BRIEF 1.
Answer these from the biography of Vasily Terentev:
(a) What rank did he receive on November 2, 1944?
(b) In which city was he treated in a military hospital after being wounded?
(c) In what month and year did he join the Mineralnye Vody Red Guard Detachment?
BRIEF 2.
List every general whom the biography of Vasily Terentev names as leading forces he fought against.
BRIEF 3.
Carry the biography of Vasily Terentev forward from its final sentence.

Start of TEXT UNDER STUDY

- Born: March 3, 1899 Ardon Village, Terek Oblast, Russian Empire
- Died: January 26, 1957 (aged 57) Moscow, Union of Soviet Socialist Republics
- Allegiance: Russian Empire Union of Soviet Socialist Republics
- Branch: Cavalry Intelligence Directorate of the Workers' and Peasants' Red Army Infantry
- Service years: 1915–1947 1953–1956
- Rank: Lieutenant General
- Commands: 3rd Cavalry Division 5th Cavalry Division 12th Infantry Division 307th Infantry Division 108th Infantry Division 326th Infantry Division 70th Rifle Corps
- Conflicts: World War I; Russian Civil War; World War II Eastern Front; ;
- Awards: Orders: Order of Lenin Order of the Red Banner Order of Bogdan Khmelnitsky Order of Suvorov Order of Kutuzov Medals: Medal "For the Defence of Moscow" ; Medal "For Victory over Germany in the Great Patriotic War of 1941–1945" ; Medal "For the Capture of Königsberg" ; Jubilee Medal "20 Years of the Workers' and Peasants' Red Army" ; Jubilee Medal "30 Years of the Soviet Army and Navy" ; Medal "In Memory of the 800th Anniversary of Moscow"; Orders of Foreign Countries: Virtuti Militari Order of the Cross of Grunwald Medals of Foreign Countries: Medal "For the Oder, Neisse and the Baltic" Medal "For Warsaw, 1939–1945" Medal of Victory and Freedom

= Vasily Terentev =

Soviet Military Leader

Vasily Grigorevich Terentev (March 3, 1899 – January 26, 1957) was a Soviet military leader, Lieutenant general (November 2, 1944).

==Initial biography==
Vasily Grigorevich Terentev was born on March 3, 1899, in the village of Ardon.

==Military service==
===First World War and Civil War===
In February 1915, he was drafted into the ranks of the Russian Imperial Army and sent as a private to the Kars Fortress Military Telegraph Office, then served in the 5th Caucasian Border Regiment, with which he took part in hostilities on the Caucasian Front. Having been wounded, he was treated in a military hospital in Tiflis. After recovery, from May 1917 he served in the 268th Infantry Reserve Regiment, stationed in the city of Erivan. In the same month, he was demobilized from the army with the rank of junior non–commissioned officer.

In December 1917, Terentev joined the Mineralnye Vody Red Guard Detachment as a fighter, within which he was soon appointed commander of a platoon of mounted reconnaissance officers. He took part in military operations to suppress the anti–Soviet rebellion under the leadership of generals Alexey Kaledin and Mitrofan Bogaevsky in the Don Oblast.

In April 1918, he was drafted into the ranks of the Workers' and Peasants' Red Army, after which he took part in hostilities on the Southern Front (from October of the same year – as part of the 11th Army) against the Terek Cossacks, as well as troops under the command of generals Andrey Shkuro, Konstantin Mamontov and Anton Denikin. He served as commander of the Kabardian Cavalry Divizion of the Svyatoy Krest Cavalry Division, commander of a separate squadron of the Mineralnye Vody Detachment of the 11th Army.

In October 1918, Terentev was appointed to the post of commander of the 11th Cavalry Regiment, in December – to the post of platoon commander of the 37th Cavalry Regiment (7th Cavalry Division), and in September 1919 – divizion commander of the 1st Taman Cavalry Regiment. In the same year he graduated from the 5th Oryol School, and also joined the ranks of the Russian Communist Party (Bolsheviks).

End of TEXT UNDER STUDY
Start of ENTRIES SUPPLIED

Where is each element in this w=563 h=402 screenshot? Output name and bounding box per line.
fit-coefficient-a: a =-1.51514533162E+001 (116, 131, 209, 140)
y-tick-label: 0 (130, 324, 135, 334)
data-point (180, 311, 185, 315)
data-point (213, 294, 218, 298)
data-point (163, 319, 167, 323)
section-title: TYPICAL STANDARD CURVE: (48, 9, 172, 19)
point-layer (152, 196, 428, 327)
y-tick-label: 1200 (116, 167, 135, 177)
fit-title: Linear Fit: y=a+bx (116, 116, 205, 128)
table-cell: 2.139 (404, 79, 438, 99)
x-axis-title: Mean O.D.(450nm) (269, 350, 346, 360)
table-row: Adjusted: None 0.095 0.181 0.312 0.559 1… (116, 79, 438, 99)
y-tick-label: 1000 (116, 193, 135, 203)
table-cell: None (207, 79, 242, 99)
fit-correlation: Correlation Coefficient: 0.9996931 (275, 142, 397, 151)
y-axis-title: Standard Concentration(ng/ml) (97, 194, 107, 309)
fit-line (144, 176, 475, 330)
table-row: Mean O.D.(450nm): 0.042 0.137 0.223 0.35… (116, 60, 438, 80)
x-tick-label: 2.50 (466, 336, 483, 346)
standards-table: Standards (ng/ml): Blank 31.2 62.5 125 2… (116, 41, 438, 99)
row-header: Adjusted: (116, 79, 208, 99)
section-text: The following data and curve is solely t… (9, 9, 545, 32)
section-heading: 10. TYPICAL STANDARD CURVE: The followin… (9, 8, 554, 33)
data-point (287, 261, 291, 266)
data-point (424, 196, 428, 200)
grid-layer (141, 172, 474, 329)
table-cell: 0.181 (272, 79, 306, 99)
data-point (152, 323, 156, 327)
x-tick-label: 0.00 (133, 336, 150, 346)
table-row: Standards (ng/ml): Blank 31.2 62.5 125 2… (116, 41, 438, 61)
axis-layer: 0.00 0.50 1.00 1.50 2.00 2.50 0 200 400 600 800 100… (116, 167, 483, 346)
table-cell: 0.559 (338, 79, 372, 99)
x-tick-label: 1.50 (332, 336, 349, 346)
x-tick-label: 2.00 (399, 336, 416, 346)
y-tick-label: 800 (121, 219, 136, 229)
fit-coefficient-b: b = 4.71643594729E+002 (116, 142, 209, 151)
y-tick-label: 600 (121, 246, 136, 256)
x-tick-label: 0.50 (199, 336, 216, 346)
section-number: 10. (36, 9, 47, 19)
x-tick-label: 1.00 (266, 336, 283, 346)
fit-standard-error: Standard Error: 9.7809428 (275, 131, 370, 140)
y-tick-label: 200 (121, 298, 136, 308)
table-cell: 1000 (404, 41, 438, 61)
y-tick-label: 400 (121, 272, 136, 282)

End of ENTRIES SUPPLIED

EXERCISE RESULT 1.
(a) Lieutenant general
(b) Tiflis
(c) December 1917

EXERCISE RESULT 2.
Alexey Kaledin, Mitrofan Bogaevsky, Andrey Shkuro, Konstantin Mamontov, Anton Denikin

EXERCISE RESULT 3.
Since June 1920, as part of the 11th Army, he served as commander of the 1st Separate Taman Cavalry Brigade, commander of the 6th Cavalry Regiment (1st Caucasian Cavalry Division) and 30th Cavalry Regiment (5th Kuban Cavalry Division), and from January 1921 – as commander of the 3rd Cavalry Brigade. He took part in hostilities against troops under the command of General Pyotr Vrangel and Nestor Makhno in Ukraine.

By order of the Revolutionary Military Council of the Republic No. 116 of 1922, for distinction in battles, Vasily Terentev was awarded the Order of the Red Banner and a personalized weapon with the inscription "For Valor", which is currently on display at the Museum of Local History of North Ossetia.

===Interwar Time===
In March 1921, he was sent to study at the Higher Cavalry School of the Workers' and Peasants' Red Army in Leningrad, after which in October 1923 he was sent to the 7th Samara Cavalry Division, where he served together with Georgy Zhukov. He was successively appointed to the positions of squadron commander of the 38th Cavalry Regiment, assistant chief and chief of staff of the 37th Cavalry Regiment, and divizion commander of the 1st Cavalry Regiment. In October 1926, he was appointed commander and political leader of the cavalry squadron of the 2nd Rifle Division.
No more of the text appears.